++++ AVAILABLE RECORDS
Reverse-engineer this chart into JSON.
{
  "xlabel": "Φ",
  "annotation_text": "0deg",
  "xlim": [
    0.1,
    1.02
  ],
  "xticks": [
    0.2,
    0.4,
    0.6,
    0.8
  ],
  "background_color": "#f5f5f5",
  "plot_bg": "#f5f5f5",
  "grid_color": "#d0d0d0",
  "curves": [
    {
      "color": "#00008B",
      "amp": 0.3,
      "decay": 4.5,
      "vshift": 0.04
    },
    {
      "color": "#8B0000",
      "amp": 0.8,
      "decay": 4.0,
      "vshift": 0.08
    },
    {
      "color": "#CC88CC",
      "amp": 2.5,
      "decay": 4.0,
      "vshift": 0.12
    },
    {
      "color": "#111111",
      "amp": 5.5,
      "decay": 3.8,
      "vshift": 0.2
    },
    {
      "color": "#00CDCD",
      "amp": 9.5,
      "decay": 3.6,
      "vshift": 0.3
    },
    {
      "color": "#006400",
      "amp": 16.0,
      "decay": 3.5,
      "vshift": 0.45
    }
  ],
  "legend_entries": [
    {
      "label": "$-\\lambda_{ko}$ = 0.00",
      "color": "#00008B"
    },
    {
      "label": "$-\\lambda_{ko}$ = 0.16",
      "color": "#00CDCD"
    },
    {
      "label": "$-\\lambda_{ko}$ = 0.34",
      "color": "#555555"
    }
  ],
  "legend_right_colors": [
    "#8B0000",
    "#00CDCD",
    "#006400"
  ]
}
++++++++
++++ AVAILABLE RECORDS
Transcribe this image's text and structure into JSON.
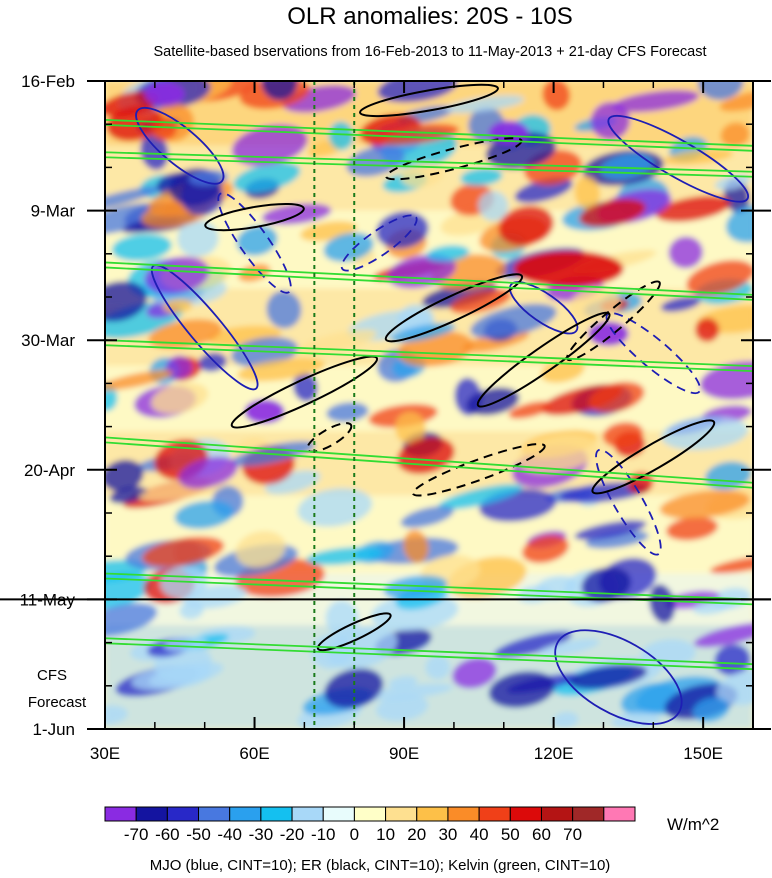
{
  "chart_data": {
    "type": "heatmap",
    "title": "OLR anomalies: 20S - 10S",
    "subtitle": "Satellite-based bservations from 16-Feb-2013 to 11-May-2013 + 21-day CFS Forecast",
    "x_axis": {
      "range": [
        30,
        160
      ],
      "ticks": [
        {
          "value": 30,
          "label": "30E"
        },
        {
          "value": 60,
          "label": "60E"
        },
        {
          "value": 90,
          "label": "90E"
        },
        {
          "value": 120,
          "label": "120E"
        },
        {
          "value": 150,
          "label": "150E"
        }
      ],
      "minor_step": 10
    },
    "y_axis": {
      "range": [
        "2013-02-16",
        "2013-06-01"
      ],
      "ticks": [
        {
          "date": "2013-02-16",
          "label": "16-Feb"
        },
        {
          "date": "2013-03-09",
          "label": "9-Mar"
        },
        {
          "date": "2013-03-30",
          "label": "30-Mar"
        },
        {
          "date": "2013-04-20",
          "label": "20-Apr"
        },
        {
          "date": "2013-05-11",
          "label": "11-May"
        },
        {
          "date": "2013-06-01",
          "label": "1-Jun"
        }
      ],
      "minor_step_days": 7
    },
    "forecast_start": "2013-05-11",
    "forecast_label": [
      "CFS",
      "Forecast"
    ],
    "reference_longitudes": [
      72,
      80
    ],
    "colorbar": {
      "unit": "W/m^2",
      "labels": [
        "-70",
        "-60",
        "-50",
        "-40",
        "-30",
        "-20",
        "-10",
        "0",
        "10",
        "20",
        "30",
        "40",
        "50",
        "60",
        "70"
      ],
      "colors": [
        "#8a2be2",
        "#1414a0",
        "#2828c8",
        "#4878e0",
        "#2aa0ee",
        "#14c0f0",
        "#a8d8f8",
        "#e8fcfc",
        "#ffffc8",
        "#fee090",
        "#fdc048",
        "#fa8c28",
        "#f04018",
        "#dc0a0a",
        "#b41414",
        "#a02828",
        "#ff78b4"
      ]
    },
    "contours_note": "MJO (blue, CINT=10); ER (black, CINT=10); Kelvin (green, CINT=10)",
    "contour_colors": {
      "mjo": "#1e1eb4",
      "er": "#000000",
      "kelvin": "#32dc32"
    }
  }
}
++++++++
++++ AVAILABLE RECORDS
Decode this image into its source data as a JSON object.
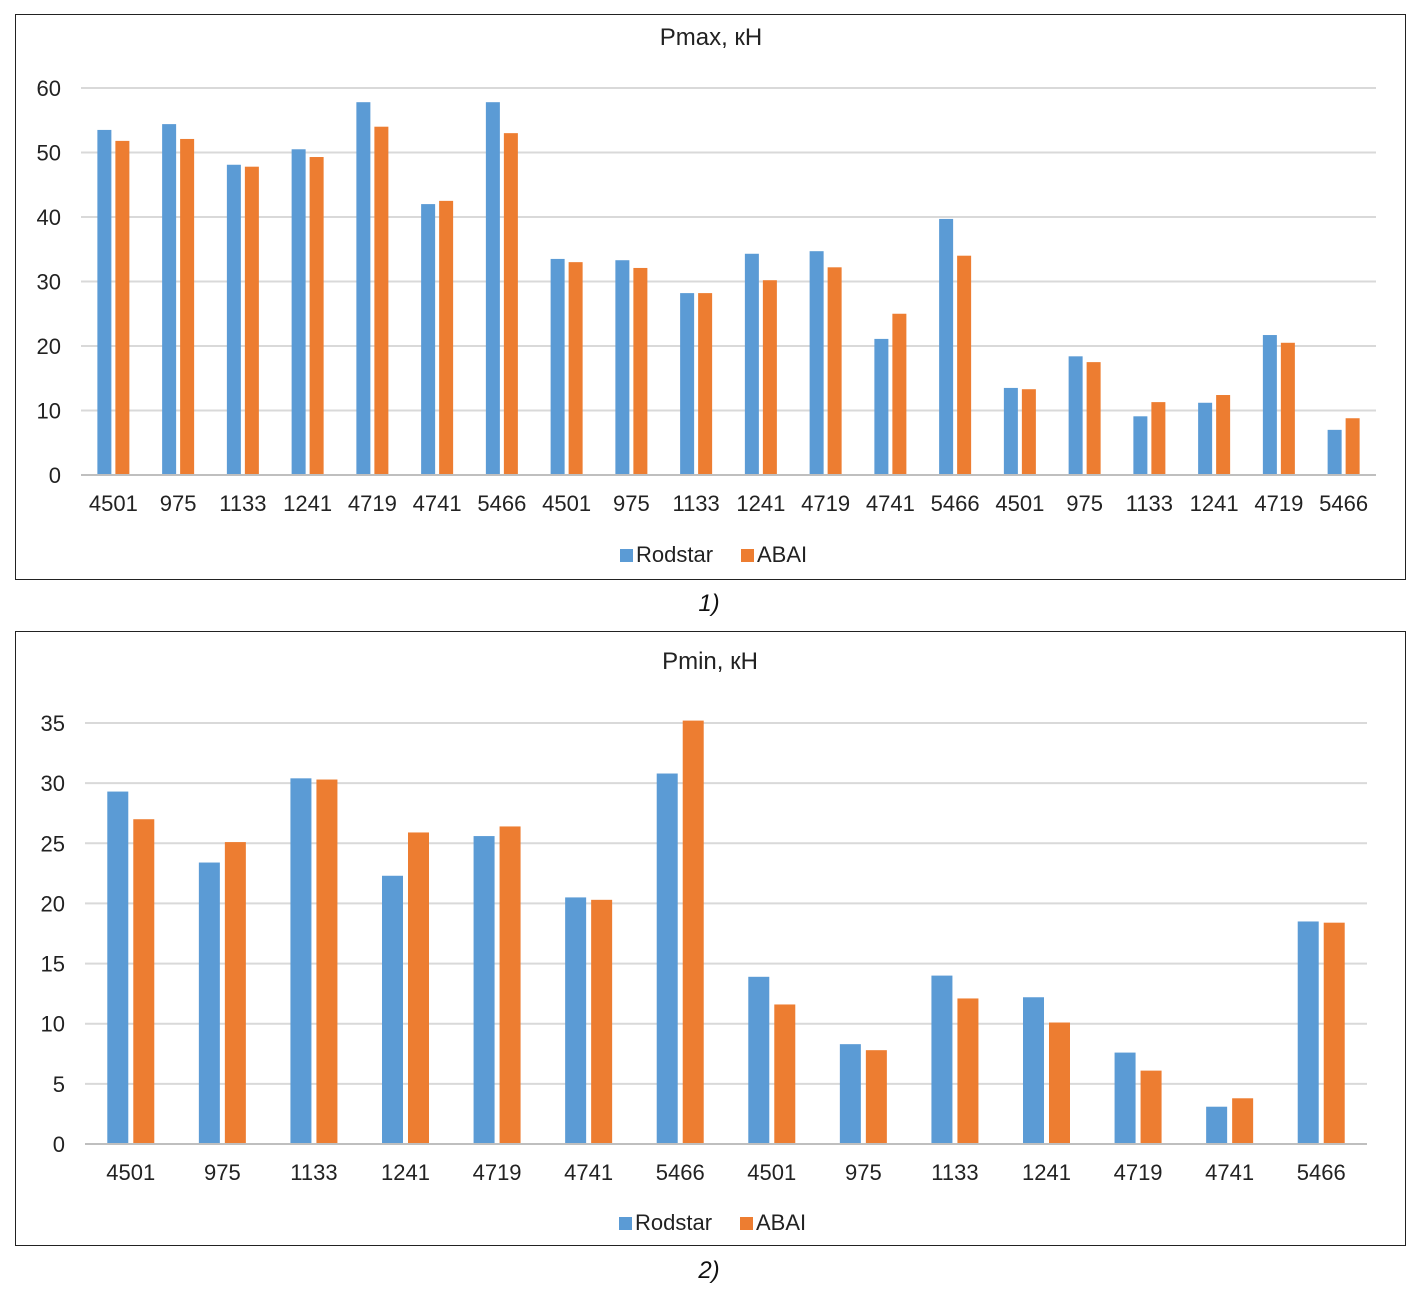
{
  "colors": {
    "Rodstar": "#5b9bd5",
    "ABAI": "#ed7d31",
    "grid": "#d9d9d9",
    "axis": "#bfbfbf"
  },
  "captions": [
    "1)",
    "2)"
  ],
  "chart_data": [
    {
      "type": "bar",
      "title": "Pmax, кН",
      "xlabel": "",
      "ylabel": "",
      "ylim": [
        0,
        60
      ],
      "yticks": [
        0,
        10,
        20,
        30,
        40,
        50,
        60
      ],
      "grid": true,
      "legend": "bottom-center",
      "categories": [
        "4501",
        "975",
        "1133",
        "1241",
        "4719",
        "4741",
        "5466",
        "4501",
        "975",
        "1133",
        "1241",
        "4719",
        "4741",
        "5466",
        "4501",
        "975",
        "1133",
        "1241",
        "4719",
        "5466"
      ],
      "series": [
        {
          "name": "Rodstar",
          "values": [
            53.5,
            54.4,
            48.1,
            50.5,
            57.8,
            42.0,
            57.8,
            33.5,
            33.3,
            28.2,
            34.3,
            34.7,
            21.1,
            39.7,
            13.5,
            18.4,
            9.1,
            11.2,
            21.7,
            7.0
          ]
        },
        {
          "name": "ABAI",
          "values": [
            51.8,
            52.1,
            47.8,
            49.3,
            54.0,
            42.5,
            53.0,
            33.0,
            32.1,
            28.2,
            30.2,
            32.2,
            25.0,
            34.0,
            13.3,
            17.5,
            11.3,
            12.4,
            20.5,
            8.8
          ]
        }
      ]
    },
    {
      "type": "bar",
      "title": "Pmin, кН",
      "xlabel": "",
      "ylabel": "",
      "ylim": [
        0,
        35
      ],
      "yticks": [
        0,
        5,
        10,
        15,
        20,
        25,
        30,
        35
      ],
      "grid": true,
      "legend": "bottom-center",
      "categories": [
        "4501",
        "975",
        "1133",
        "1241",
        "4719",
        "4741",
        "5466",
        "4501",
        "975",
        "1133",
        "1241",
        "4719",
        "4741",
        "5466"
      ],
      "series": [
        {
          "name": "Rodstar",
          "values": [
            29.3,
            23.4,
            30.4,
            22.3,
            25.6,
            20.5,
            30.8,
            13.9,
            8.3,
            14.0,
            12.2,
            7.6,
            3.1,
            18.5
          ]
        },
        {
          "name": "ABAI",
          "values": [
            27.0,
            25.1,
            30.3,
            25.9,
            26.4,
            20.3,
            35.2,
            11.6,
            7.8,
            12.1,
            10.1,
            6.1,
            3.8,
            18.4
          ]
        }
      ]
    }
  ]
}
++++++++
**WRITTEN PROBLEM**
Pull out all lines from the entries above that include the word "JSON".

**SOLVED EXERCISE**
Reverse-engineer this chart into JSON.
Transcribe this image's text and structure into JSON.
Decode this image into its source data as a JSON object.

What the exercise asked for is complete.